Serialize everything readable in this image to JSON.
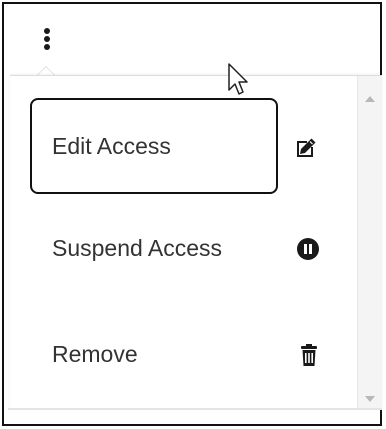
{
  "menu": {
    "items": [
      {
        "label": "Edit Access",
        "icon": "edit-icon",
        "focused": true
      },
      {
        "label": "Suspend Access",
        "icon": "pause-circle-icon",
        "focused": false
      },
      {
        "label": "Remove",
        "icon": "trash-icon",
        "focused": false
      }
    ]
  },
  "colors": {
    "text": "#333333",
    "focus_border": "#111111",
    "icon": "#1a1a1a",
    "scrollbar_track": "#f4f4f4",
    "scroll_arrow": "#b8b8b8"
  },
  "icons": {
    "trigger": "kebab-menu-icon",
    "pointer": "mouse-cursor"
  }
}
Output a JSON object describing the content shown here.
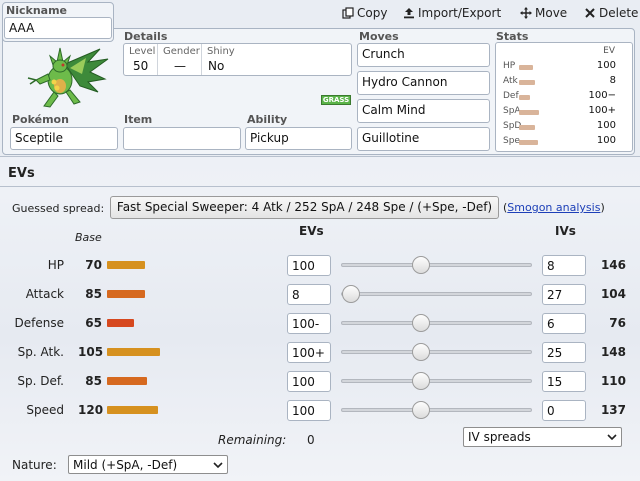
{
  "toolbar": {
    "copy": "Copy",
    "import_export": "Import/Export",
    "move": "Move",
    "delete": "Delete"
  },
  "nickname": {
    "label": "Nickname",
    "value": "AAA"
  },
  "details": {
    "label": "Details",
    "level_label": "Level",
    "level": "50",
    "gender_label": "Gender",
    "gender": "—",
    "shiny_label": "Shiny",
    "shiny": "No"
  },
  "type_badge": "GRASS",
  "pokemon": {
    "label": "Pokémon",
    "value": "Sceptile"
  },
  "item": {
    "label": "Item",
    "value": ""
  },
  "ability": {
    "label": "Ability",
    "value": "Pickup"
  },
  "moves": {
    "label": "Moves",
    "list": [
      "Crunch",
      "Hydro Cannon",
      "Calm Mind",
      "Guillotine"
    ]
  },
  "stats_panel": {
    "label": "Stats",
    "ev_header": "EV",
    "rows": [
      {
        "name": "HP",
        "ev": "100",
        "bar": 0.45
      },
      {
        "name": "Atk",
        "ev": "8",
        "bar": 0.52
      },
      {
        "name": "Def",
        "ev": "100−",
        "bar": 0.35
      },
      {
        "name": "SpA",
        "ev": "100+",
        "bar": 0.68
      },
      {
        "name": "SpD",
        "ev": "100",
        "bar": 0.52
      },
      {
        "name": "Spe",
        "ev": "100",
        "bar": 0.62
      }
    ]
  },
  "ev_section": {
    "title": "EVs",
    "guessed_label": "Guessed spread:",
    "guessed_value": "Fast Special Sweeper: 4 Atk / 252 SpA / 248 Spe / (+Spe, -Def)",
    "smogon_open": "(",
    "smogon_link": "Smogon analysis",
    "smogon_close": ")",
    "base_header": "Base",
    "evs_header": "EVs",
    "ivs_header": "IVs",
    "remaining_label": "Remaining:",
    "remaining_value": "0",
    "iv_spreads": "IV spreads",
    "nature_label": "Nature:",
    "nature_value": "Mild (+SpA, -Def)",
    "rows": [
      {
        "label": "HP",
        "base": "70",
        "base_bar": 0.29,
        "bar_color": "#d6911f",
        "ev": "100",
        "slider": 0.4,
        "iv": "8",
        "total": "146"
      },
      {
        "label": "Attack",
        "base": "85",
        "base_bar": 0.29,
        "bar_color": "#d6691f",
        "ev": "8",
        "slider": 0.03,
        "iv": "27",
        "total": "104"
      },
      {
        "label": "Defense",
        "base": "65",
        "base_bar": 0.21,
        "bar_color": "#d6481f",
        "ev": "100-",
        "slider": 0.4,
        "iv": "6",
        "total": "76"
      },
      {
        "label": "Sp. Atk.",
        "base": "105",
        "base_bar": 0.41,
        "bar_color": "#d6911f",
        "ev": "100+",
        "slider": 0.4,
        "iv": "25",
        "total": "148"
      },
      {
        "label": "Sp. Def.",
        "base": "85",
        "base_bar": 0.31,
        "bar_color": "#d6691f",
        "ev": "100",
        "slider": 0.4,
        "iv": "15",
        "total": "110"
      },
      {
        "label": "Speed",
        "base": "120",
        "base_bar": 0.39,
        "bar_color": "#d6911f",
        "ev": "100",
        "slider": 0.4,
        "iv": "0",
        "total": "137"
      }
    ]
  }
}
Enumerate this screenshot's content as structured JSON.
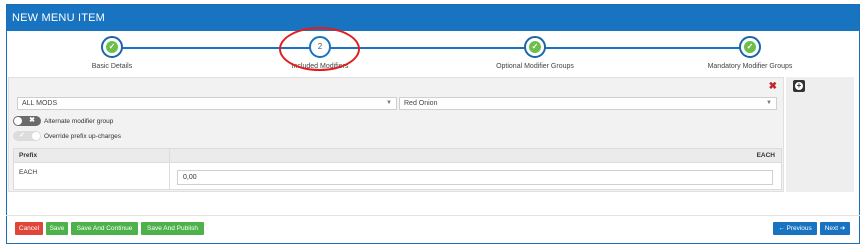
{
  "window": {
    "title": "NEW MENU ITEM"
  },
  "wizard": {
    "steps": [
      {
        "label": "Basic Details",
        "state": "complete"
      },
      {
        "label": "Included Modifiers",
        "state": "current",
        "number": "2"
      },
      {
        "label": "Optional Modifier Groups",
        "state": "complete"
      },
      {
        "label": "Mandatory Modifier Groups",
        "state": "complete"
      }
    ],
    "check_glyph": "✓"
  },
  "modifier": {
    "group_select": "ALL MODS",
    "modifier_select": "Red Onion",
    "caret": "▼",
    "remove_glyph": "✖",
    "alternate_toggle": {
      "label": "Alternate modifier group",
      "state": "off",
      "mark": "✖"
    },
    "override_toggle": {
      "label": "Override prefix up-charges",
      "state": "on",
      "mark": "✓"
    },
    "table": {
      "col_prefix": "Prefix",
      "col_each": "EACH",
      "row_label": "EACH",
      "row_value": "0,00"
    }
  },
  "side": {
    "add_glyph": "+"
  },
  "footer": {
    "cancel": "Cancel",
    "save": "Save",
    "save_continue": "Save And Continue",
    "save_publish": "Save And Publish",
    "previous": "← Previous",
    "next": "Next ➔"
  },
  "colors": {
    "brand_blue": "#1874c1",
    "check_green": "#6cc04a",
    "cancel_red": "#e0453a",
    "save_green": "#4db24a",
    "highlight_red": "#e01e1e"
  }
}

> **Problem description**: All of the lines above should be printed exactly, minus the pictures.

> **Final result**:
Serialize everything readable in this image to JSON.
{
  "menu": {
    "items": [
      {
        "label": "Edit Access",
        "icon": "edit-icon",
        "focused": true
      },
      {
        "label": "Suspend Access",
        "icon": "pause-circle-icon",
        "focused": false
      },
      {
        "label": "Remove",
        "icon": "trash-icon",
        "focused": false
      }
    ]
  },
  "colors": {
    "text": "#333333",
    "focus_border": "#111111",
    "icon": "#1a1a1a",
    "scrollbar_track": "#f4f4f4",
    "scroll_arrow": "#b8b8b8"
  },
  "icons": {
    "trigger": "kebab-menu-icon",
    "pointer": "mouse-cursor"
  }
}
Output a JSON object describing the content shown here.
{
  "toolbar": {
    "copy": "Copy",
    "import_export": "Import/Export",
    "move": "Move",
    "delete": "Delete"
  },
  "nickname": {
    "label": "Nickname",
    "value": "AAA"
  },
  "details": {
    "label": "Details",
    "level_label": "Level",
    "level": "50",
    "gender_label": "Gender",
    "gender": "—",
    "shiny_label": "Shiny",
    "shiny": "No"
  },
  "type_badge": "GRASS",
  "pokemon": {
    "label": "Pokémon",
    "value": "Sceptile"
  },
  "item": {
    "label": "Item",
    "value": ""
  },
  "ability": {
    "label": "Ability",
    "value": "Pickup"
  },
  "moves": {
    "label": "Moves",
    "list": [
      "Crunch",
      "Hydro Cannon",
      "Calm Mind",
      "Guillotine"
    ]
  },
  "stats_panel": {
    "label": "Stats",
    "ev_header": "EV",
    "rows": [
      {
        "name": "HP",
        "ev": "100",
        "bar": 0.45
      },
      {
        "name": "Atk",
        "ev": "8",
        "bar": 0.52
      },
      {
        "name": "Def",
        "ev": "100−",
        "bar": 0.35
      },
      {
        "name": "SpA",
        "ev": "100+",
        "bar": 0.68
      },
      {
        "name": "SpD",
        "ev": "100",
        "bar": 0.52
      },
      {
        "name": "Spe",
        "ev": "100",
        "bar": 0.62
      }
    ]
  },
  "ev_section": {
    "title": "EVs",
    "guessed_label": "Guessed spread:",
    "guessed_value": "Fast Special Sweeper: 4 Atk / 252 SpA / 248 Spe / (+Spe, -Def)",
    "smogon_open": "(",
    "smogon_link": "Smogon analysis",
    "smogon_close": ")",
    "base_header": "Base",
    "evs_header": "EVs",
    "ivs_header": "IVs",
    "remaining_label": "Remaining:",
    "remaining_value": "0",
    "iv_spreads": "IV spreads",
    "nature_label": "Nature:",
    "nature_value": "Mild (+SpA, -Def)",
    "rows": [
      {
        "label": "HP",
        "base": "70",
        "base_bar": 0.29,
        "bar_color": "#d6911f",
        "ev": "100",
        "slider": 0.4,
        "iv": "8",
        "total": "146"
      },
      {
        "label": "Attack",
        "base": "85",
        "base_bar": 0.29,
        "bar_color": "#d6691f",
        "ev": "8",
        "slider": 0.03,
        "iv": "27",
        "total": "104"
      },
      {
        "label": "Defense",
        "base": "65",
        "base_bar": 0.21,
        "bar_color": "#d6481f",
        "ev": "100-",
        "slider": 0.4,
        "iv": "6",
        "total": "76"
      },
      {
        "label": "Sp. Atk.",
        "base": "105",
        "base_bar": 0.41,
        "bar_color": "#d6911f",
        "ev": "100+",
        "slider": 0.4,
        "iv": "25",
        "total": "148"
      },
      {
        "label": "Sp. Def.",
        "base": "85",
        "base_bar": 0.31,
        "bar_color": "#d6691f",
        "ev": "100",
        "slider": 0.4,
        "iv": "15",
        "total": "110"
      },
      {
        "label": "Speed",
        "base": "120",
        "base_bar": 0.39,
        "bar_color": "#d6911f",
        "ev": "100",
        "slider": 0.4,
        "iv": "0",
        "total": "137"
      }
    ]
  }
}
Enumerate this screenshot's content as structured JSON.
{
  "window": {
    "title": "NEW MENU ITEM"
  },
  "wizard": {
    "steps": [
      {
        "label": "Basic Details",
        "state": "complete"
      },
      {
        "label": "Included Modifiers",
        "state": "current",
        "number": "2"
      },
      {
        "label": "Optional Modifier Groups",
        "state": "complete"
      },
      {
        "label": "Mandatory Modifier Groups",
        "state": "complete"
      }
    ],
    "check_glyph": "✓"
  },
  "modifier": {
    "group_select": "ALL MODS",
    "modifier_select": "Red Onion",
    "caret": "▼",
    "remove_glyph": "✖",
    "alternate_toggle": {
      "label": "Alternate modifier group",
      "state": "off",
      "mark": "✖"
    },
    "override_toggle": {
      "label": "Override prefix up-charges",
      "state": "on",
      "mark": "✓"
    },
    "table": {
      "col_prefix": "Prefix",
      "col_each": "EACH",
      "row_label": "EACH",
      "row_value": "0,00"
    }
  },
  "side": {
    "add_glyph": "+"
  },
  "footer": {
    "cancel": "Cancel",
    "save": "Save",
    "save_continue": "Save And Continue",
    "save_publish": "Save And Publish",
    "previous": "← Previous",
    "next": "Next ➔"
  },
  "colors": {
    "brand_blue": "#1874c1",
    "check_green": "#6cc04a",
    "cancel_red": "#e0453a",
    "save_green": "#4db24a",
    "highlight_red": "#e01e1e"
  }
}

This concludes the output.